Start Data in this exercise

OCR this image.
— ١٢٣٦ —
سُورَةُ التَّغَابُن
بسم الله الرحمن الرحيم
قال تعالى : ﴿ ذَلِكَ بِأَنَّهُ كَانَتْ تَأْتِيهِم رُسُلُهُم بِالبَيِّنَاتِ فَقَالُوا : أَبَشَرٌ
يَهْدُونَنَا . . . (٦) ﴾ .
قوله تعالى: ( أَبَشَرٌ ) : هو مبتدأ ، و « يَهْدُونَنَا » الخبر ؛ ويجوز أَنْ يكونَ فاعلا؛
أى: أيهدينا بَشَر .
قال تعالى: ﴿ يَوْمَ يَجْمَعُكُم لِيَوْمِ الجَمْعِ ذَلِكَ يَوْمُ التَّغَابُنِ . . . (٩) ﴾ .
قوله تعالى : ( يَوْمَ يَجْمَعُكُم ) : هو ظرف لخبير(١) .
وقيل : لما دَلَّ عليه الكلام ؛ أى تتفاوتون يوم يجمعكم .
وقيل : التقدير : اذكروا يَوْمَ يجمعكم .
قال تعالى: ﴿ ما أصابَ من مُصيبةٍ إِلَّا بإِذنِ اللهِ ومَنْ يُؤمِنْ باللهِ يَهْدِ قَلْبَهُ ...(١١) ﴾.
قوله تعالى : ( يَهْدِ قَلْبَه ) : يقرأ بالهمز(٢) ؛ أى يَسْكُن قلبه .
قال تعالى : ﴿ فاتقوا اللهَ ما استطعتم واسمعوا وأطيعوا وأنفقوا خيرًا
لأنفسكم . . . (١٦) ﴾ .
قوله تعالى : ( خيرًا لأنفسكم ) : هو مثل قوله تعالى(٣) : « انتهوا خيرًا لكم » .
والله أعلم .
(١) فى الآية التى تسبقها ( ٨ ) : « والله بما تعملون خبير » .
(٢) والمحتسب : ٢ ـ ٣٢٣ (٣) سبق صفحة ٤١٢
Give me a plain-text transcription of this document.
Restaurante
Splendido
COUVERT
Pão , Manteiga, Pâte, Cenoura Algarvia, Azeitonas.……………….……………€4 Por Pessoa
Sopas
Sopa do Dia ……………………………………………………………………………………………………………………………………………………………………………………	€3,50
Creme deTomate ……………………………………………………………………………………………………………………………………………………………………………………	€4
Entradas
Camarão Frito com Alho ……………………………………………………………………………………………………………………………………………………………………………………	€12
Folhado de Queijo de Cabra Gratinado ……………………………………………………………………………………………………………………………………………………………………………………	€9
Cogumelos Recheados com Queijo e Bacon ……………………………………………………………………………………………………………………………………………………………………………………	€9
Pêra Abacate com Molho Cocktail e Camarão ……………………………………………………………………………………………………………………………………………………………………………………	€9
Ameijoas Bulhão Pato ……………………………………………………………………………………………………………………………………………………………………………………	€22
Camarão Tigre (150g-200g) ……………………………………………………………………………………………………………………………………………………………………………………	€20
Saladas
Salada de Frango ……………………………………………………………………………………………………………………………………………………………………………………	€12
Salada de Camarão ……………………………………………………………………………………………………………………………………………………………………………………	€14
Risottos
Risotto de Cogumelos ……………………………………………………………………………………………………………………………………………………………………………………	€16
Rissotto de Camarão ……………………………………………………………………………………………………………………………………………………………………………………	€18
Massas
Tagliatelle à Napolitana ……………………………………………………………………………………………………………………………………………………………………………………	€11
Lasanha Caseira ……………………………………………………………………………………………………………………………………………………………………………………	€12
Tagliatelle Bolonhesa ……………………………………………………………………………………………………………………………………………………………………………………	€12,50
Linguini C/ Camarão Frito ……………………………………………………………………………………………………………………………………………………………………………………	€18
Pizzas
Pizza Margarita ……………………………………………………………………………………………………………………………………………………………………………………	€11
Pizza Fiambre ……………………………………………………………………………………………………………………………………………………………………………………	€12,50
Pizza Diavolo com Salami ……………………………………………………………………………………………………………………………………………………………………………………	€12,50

End Data in this exercise

Work instructions:
Return each entry from the material above exactly as it appears.

Finished exercise:
OCR this image.
— ١٢٣٦ —
سُورَةُ التَّغَابُن
بسم الله الرحمن الرحيم
قال تعالى : ﴿ ذَلِكَ بِأَنَّهُ كَانَتْ تَأْتِيهِم رُسُلُهُم بِالبَيِّنَاتِ فَقَالُوا : أَبَشَرٌ
يَهْدُونَنَا . . . (٦) ﴾ .
قوله تعالى: ( أَبَشَرٌ ) : هو مبتدأ ، و « يَهْدُونَنَا » الخبر ؛ ويجوز أَنْ يكونَ فاعلا؛
أى: أيهدينا بَشَر .
قال تعالى: ﴿ يَوْمَ يَجْمَعُكُم لِيَوْمِ الجَمْعِ ذَلِكَ يَوْمُ التَّغَابُنِ . . . (٩) ﴾ .
قوله تعالى : ( يَوْمَ يَجْمَعُكُم ) : هو ظرف لخبير(١) .
وقيل : لما دَلَّ عليه الكلام ؛ أى تتفاوتون يوم يجمعكم .
وقيل : التقدير : اذكروا يَوْمَ يجمعكم .
قال تعالى: ﴿ ما أصابَ من مُصيبةٍ إِلَّا بإِذنِ اللهِ ومَنْ يُؤمِنْ باللهِ يَهْدِ قَلْبَهُ ...(١١) ﴾.
قوله تعالى : ( يَهْدِ قَلْبَه ) : يقرأ بالهمز(٢) ؛ أى يَسْكُن قلبه .
قال تعالى : ﴿ فاتقوا اللهَ ما استطعتم واسمعوا وأطيعوا وأنفقوا خيرًا
لأنفسكم . . . (١٦) ﴾ .
قوله تعالى : ( خيرًا لأنفسكم ) : هو مثل قوله تعالى(٣) : « انتهوا خيرًا لكم » .
والله أعلم .
(١) فى الآية التى تسبقها ( ٨ ) : « والله بما تعملون خبير » .
(٢) والمحتسب : ٢ ـ ٣٢٣ (٣) سبق صفحة ٤١٢
Give me a plain-text transcription of this document.
Restaurante
Splendido
COUVERT
Pão , Manteiga, Pâte, Cenoura Algarvia, Azeitonas.……………….……………€4 Por Pessoa
Sopas
Sopa do Dia ……………………………………………………………………………………………………………………………………………………………………………………	€3,50
Creme deTomate ……………………………………………………………………………………………………………………………………………………………………………………	€4
Entradas
Camarão Frito com Alho ……………………………………………………………………………………………………………………………………………………………………………………	€12
Folhado de Queijo de Cabra Gratinado ……………………………………………………………………………………………………………………………………………………………………………………	€9
Cogumelos Recheados com Queijo e Bacon ……………………………………………………………………………………………………………………………………………………………………………………	€9
Pêra Abacate com Molho Cocktail e Camarão ……………………………………………………………………………………………………………………………………………………………………………………	€9
Ameijoas Bulhão Pato ……………………………………………………………………………………………………………………………………………………………………………………	€22
Camarão Tigre (150g-200g) ……………………………………………………………………………………………………………………………………………………………………………………	€20
Saladas
Salada de Frango ……………………………………………………………………………………………………………………………………………………………………………………	€12
Salada de Camarão ……………………………………………………………………………………………………………………………………………………………………………………	€14
Risottos
Risotto de Cogumelos ……………………………………………………………………………………………………………………………………………………………………………………	€16
Rissotto de Camarão ……………………………………………………………………………………………………………………………………………………………………………………	€18
Massas
Tagliatelle à Napolitana ……………………………………………………………………………………………………………………………………………………………………………………	€11
Lasanha Caseira ……………………………………………………………………………………………………………………………………………………………………………………	€12
Tagliatelle Bolonhesa ……………………………………………………………………………………………………………………………………………………………………………………	€12,50
Linguini C/ Camarão Frito ……………………………………………………………………………………………………………………………………………………………………………………	€18
Pizzas
Pizza Margarita ……………………………………………………………………………………………………………………………………………………………………………………	€11
Pizza Fiambre ……………………………………………………………………………………………………………………………………………………………………………………	€12,50
Pizza Diavolo com Salami ……………………………………………………………………………………………………………………………………………………………………………………	€12,50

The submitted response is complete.